Goal of the exercise: Output the data exactly, with every line intact.
--- start of Material for this task ---
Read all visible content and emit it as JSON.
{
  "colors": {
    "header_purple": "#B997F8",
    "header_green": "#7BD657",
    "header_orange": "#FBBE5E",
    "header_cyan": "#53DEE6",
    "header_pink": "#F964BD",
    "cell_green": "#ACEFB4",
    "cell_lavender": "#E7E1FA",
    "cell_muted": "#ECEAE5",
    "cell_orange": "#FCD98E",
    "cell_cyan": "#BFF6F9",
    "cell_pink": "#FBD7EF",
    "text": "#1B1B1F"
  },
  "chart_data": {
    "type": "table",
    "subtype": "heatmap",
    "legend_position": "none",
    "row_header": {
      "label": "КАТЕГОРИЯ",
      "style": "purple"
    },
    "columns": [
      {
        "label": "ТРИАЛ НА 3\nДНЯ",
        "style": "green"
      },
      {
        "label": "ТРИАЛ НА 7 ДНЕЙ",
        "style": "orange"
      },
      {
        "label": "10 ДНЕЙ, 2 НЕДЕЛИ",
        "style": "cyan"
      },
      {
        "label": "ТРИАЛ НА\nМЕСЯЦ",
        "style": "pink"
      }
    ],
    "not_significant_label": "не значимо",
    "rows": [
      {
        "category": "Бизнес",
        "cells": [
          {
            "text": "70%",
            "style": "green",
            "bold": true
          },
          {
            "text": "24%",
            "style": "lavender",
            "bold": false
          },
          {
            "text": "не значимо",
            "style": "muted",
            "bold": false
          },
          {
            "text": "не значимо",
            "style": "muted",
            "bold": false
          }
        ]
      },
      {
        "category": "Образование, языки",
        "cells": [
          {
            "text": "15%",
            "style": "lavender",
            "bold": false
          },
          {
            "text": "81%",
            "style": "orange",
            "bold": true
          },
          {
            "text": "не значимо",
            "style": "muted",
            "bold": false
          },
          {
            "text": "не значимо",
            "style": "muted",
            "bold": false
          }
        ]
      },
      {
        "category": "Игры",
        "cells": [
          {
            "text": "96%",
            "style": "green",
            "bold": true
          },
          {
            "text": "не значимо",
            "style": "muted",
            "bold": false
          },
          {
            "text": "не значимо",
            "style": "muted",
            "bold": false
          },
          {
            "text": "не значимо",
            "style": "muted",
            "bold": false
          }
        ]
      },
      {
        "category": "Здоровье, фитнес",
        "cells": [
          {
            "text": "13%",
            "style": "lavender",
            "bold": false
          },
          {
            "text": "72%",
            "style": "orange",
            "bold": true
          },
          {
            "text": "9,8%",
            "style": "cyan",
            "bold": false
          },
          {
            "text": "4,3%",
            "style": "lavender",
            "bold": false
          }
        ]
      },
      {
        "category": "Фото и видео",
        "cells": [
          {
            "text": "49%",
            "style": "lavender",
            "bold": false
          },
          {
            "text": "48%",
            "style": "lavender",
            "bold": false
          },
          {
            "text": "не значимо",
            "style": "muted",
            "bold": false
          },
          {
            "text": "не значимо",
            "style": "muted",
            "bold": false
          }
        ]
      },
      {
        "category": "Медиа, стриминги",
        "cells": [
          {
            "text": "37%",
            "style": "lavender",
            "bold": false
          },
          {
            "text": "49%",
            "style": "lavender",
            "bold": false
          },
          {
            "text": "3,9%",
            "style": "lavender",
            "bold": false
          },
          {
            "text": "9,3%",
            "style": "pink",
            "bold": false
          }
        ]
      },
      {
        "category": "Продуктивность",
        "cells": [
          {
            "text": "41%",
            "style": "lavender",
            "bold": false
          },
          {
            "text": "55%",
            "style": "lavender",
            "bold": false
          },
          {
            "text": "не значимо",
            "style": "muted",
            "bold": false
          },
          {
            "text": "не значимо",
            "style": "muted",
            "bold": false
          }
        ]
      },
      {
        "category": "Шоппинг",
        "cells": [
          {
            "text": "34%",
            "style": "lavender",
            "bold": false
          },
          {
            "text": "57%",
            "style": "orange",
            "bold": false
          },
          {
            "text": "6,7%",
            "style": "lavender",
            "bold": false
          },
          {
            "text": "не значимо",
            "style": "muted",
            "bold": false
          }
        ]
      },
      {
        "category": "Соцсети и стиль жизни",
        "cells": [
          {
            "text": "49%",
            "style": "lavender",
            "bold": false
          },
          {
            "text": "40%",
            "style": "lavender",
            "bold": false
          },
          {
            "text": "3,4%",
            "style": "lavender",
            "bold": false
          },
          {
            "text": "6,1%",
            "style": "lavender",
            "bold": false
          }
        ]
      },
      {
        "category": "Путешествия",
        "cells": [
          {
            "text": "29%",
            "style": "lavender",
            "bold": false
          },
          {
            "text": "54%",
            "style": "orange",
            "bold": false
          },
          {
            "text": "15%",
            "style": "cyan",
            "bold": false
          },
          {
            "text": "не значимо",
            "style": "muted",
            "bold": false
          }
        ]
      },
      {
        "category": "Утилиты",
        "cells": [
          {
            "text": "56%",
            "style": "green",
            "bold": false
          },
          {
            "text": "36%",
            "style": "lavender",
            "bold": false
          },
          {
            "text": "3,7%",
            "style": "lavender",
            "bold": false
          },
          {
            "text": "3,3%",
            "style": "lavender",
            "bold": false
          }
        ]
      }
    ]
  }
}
--- end of Material for this task ---
Solved problem:
Read all visible content and emit it as JSON.
{
  "colors": {
    "header_purple": "#B997F8",
    "header_green": "#7BD657",
    "header_orange": "#FBBE5E",
    "header_cyan": "#53DEE6",
    "header_pink": "#F964BD",
    "cell_green": "#ACEFB4",
    "cell_lavender": "#E7E1FA",
    "cell_muted": "#ECEAE5",
    "cell_orange": "#FCD98E",
    "cell_cyan": "#BFF6F9",
    "cell_pink": "#FBD7EF",
    "text": "#1B1B1F"
  },
  "chart_data": {
    "type": "table",
    "subtype": "heatmap",
    "legend_position": "none",
    "row_header": {
      "label": "КАТЕГОРИЯ",
      "style": "purple"
    },
    "columns": [
      {
        "label": "ТРИАЛ НА 3\nДНЯ",
        "style": "green"
      },
      {
        "label": "ТРИАЛ НА 7 ДНЕЙ",
        "style": "orange"
      },
      {
        "label": "10 ДНЕЙ, 2 НЕДЕЛИ",
        "style": "cyan"
      },
      {
        "label": "ТРИАЛ НА\nМЕСЯЦ",
        "style": "pink"
      }
    ],
    "not_significant_label": "не значимо",
    "rows": [
      {
        "category": "Бизнес",
        "cells": [
          {
            "text": "70%",
            "style": "green",
            "bold": true
          },
          {
            "text": "24%",
            "style": "lavender",
            "bold": false
          },
          {
            "text": "не значимо",
            "style": "muted",
            "bold": false
          },
          {
            "text": "не значимо",
            "style": "muted",
            "bold": false
          }
        ]
      },
      {
        "category": "Образование, языки",
        "cells": [
          {
            "text": "15%",
            "style": "lavender",
            "bold": false
          },
          {
            "text": "81%",
            "style": "orange",
            "bold": true
          },
          {
            "text": "не значимо",
            "style": "muted",
            "bold": false
          },
          {
            "text": "не значимо",
            "style": "muted",
            "bold": false
          }
        ]
      },
      {
        "category": "Игры",
        "cells": [
          {
            "text": "96%",
            "style": "green",
            "bold": true
          },
          {
            "text": "не значимо",
            "style": "muted",
            "bold": false
          },
          {
            "text": "не значимо",
            "style": "muted",
            "bold": false
          },
          {
            "text": "не значимо",
            "style": "muted",
            "bold": false
          }
        ]
      },
      {
        "category": "Здоровье, фитнес",
        "cells": [
          {
            "text": "13%",
            "style": "lavender",
            "bold": false
          },
          {
            "text": "72%",
            "style": "orange",
            "bold": true
          },
          {
            "text": "9,8%",
            "style": "cyan",
            "bold": false
          },
          {
            "text": "4,3%",
            "style": "lavender",
            "bold": false
          }
        ]
      },
      {
        "category": "Фото и видео",
        "cells": [
          {
            "text": "49%",
            "style": "lavender",
            "bold": false
          },
          {
            "text": "48%",
            "style": "lavender",
            "bold": false
          },
          {
            "text": "не значимо",
            "style": "muted",
            "bold": false
          },
          {
            "text": "не значимо",
            "style": "muted",
            "bold": false
          }
        ]
      },
      {
        "category": "Медиа, стриминги",
        "cells": [
          {
            "text": "37%",
            "style": "lavender",
            "bold": false
          },
          {
            "text": "49%",
            "style": "lavender",
            "bold": false
          },
          {
            "text": "3,9%",
            "style": "lavender",
            "bold": false
          },
          {
            "text": "9,3%",
            "style": "pink",
            "bold": false
          }
        ]
      },
      {
        "category": "Продуктивность",
        "cells": [
          {
            "text": "41%",
            "style": "lavender",
            "bold": false
          },
          {
            "text": "55%",
            "style": "lavender",
            "bold": false
          },
          {
            "text": "не значимо",
            "style": "muted",
            "bold": false
          },
          {
            "text": "не значимо",
            "style": "muted",
            "bold": false
          }
        ]
      },
      {
        "category": "Шоппинг",
        "cells": [
          {
            "text": "34%",
            "style": "lavender",
            "bold": false
          },
          {
            "text": "57%",
            "style": "orange",
            "bold": false
          },
          {
            "text": "6,7%",
            "style": "lavender",
            "bold": false
          },
          {
            "text": "не значимо",
            "style": "muted",
            "bold": false
          }
        ]
      },
      {
        "category": "Соцсети и стиль жизни",
        "cells": [
          {
            "text": "49%",
            "style": "lavender",
            "bold": false
          },
          {
            "text": "40%",
            "style": "lavender",
            "bold": false
          },
          {
            "text": "3,4%",
            "style": "lavender",
            "bold": false
          },
          {
            "text": "6,1%",
            "style": "lavender",
            "bold": false
          }
        ]
      },
      {
        "category": "Путешествия",
        "cells": [
          {
            "text": "29%",
            "style": "lavender",
            "bold": false
          },
          {
            "text": "54%",
            "style": "orange",
            "bold": false
          },
          {
            "text": "15%",
            "style": "cyan",
            "bold": false
          },
          {
            "text": "не значимо",
            "style": "muted",
            "bold": false
          }
        ]
      },
      {
        "category": "Утилиты",
        "cells": [
          {
            "text": "56%",
            "style": "green",
            "bold": false
          },
          {
            "text": "36%",
            "style": "lavender",
            "bold": false
          },
          {
            "text": "3,7%",
            "style": "lavender",
            "bold": false
          },
          {
            "text": "3,3%",
            "style": "lavender",
            "bold": false
          }
        ]
      }
    ]
  }
}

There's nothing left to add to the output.